● **Dataset content**:
○ ○ ○
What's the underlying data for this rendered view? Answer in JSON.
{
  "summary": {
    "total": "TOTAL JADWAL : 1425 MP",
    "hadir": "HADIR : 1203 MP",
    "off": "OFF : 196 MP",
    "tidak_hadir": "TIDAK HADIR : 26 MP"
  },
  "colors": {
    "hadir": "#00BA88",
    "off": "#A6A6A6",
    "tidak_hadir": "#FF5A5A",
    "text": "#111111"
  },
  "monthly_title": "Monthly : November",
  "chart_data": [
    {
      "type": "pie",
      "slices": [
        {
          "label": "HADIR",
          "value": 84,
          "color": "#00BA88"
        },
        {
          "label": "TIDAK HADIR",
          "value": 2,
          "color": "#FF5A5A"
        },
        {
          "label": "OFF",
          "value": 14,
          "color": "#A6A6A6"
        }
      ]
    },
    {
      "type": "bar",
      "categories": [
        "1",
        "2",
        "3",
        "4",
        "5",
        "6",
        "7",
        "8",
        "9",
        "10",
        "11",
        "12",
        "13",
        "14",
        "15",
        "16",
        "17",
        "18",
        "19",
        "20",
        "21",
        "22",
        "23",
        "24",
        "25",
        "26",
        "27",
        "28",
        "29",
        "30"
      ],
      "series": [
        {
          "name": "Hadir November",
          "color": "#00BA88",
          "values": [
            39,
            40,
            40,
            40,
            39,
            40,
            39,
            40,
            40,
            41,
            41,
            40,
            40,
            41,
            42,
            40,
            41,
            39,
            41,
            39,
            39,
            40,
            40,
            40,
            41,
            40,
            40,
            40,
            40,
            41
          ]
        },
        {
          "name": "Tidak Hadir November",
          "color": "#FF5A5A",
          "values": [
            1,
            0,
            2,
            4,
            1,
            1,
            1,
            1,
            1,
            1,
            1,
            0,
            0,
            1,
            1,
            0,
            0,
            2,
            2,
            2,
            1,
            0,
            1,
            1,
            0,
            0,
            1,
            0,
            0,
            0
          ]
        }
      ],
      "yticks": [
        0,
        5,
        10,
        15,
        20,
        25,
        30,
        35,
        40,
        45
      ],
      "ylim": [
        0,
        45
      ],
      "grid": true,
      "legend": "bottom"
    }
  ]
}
○ ○ ○
● **Aim of the task**: Copy the material above verbatim.

● **Answer for this exercise**:
What's the underlying data for this rendered view? Answer in JSON.
{
  "summary": {
    "total": "TOTAL JADWAL : 1425 MP",
    "hadir": "HADIR : 1203 MP",
    "off": "OFF : 196 MP",
    "tidak_hadir": "TIDAK HADIR : 26 MP"
  },
  "colors": {
    "hadir": "#00BA88",
    "off": "#A6A6A6",
    "tidak_hadir": "#FF5A5A",
    "text": "#111111"
  },
  "monthly_title": "Monthly : November",
  "chart_data": [
    {
      "type": "pie",
      "slices": [
        {
          "label": "HADIR",
          "value": 84,
          "color": "#00BA88"
        },
        {
          "label": "TIDAK HADIR",
          "value": 2,
          "color": "#FF5A5A"
        },
        {
          "label": "OFF",
          "value": 14,
          "color": "#A6A6A6"
        }
      ]
    },
    {
      "type": "bar",
      "categories": [
        "1",
        "2",
        "3",
        "4",
        "5",
        "6",
        "7",
        "8",
        "9",
        "10",
        "11",
        "12",
        "13",
        "14",
        "15",
        "16",
        "17",
        "18",
        "19",
        "20",
        "21",
        "22",
        "23",
        "24",
        "25",
        "26",
        "27",
        "28",
        "29",
        "30"
      ],
      "series": [
        {
          "name": "Hadir November",
          "color": "#00BA88",
          "values": [
            39,
            40,
            40,
            40,
            39,
            40,
            39,
            40,
            40,
            41,
            41,
            40,
            40,
            41,
            42,
            40,
            41,
            39,
            41,
            39,
            39,
            40,
            40,
            40,
            41,
            40,
            40,
            40,
            40,
            41
          ]
        },
        {
          "name": "Tidak Hadir November",
          "color": "#FF5A5A",
          "values": [
            1,
            0,
            2,
            4,
            1,
            1,
            1,
            1,
            1,
            1,
            1,
            0,
            0,
            1,
            1,
            0,
            0,
            2,
            2,
            2,
            1,
            0,
            1,
            1,
            0,
            0,
            1,
            0,
            0,
            0
          ]
        }
      ],
      "yticks": [
        0,
        5,
        10,
        15,
        20,
        25,
        30,
        35,
        40,
        45
      ],
      "ylim": [
        0,
        45
      ],
      "grid": true,
      "legend": "bottom"
    }
  ]
}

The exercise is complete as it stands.